PROBLEM TO WORK ON ▸ Rewrite the Postgres passage starting at "Just in case" and ending at "the same result.", swapping "business operation" for "business transaction".

SOURCE EXCERPT ▸
Let us first agree on terminology. In Postgres there is no difference between a stored procedure and a function. A procedure is merely a function returning void. Thus from now on we will only use term function.

Just in case you wonder - as a mature DBMS Postgres prepares (precompiles) all functions for optimal performance, exactly as its commercial competitors.
In contemporary databases functions are commonly used to implement security layer. It is generally easier to give a user permission to execute a function that manipulates many database tables to complete a business operation then it is to assign him or her just the right permissions on all involved database tables for the same result.

Therefore modern designs introduce an additional layer of abstraction to access database tables. This layer is implemented via functions. In such scenario users can access database tables only through functions. They have no direct access to database tables.



To implement this design we need to know more about the Security of definer concept.

Security of definer

In Postgres a function can be defined to have “Security of definer” property set. You can set this propety in pgAdmin (see the screenshot bellow).



To set this property manually add SECURITY DEFINER to the end of function definition like this -

CREATE FUNCTION insert_city(character varying)

DATA LINES ▸
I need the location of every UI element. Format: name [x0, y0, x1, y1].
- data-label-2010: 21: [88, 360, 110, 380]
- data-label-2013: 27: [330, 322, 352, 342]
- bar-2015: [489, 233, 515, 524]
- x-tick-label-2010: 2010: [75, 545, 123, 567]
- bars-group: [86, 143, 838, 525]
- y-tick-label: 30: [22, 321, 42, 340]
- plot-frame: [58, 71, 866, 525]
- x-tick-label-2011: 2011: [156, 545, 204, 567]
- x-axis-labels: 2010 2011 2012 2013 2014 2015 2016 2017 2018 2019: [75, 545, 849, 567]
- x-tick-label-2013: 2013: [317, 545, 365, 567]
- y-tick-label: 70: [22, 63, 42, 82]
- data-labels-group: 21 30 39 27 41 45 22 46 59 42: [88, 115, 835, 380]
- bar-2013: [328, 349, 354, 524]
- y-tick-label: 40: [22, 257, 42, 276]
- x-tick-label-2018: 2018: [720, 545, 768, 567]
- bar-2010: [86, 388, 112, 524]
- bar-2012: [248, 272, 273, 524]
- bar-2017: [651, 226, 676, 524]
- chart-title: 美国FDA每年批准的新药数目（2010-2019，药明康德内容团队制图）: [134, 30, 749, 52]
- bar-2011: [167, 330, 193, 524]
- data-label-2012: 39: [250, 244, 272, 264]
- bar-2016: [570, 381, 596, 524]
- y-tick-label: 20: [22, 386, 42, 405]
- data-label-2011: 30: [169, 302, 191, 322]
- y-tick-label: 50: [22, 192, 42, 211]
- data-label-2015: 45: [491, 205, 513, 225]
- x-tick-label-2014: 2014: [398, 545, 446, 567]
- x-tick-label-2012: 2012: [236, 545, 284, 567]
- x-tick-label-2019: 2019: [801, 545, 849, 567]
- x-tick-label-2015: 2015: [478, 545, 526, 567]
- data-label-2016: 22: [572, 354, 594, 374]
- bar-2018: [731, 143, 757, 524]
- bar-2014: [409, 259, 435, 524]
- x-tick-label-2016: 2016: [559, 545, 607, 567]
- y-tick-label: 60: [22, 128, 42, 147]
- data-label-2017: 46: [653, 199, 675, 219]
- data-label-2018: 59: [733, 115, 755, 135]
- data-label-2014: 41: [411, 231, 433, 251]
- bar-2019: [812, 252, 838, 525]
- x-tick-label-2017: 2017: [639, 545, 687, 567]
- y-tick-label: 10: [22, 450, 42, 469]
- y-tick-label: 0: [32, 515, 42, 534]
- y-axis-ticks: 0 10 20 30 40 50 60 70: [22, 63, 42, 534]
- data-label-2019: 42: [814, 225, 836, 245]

RESPONSE TO THIS EXERCISE ▸
Just in case you wonder - as a mature DBMS Postgres prepares (precompiles) all functions for optimal performance, exactly as its commercial competitors.
In contemporary databases functions are commonly used to implement security layer. It is generally easier to give a user permission to execute a function that manipulates many database tables to complete a business transaction then it is to assign him or her just the right permissions on all involved database tables for the same result.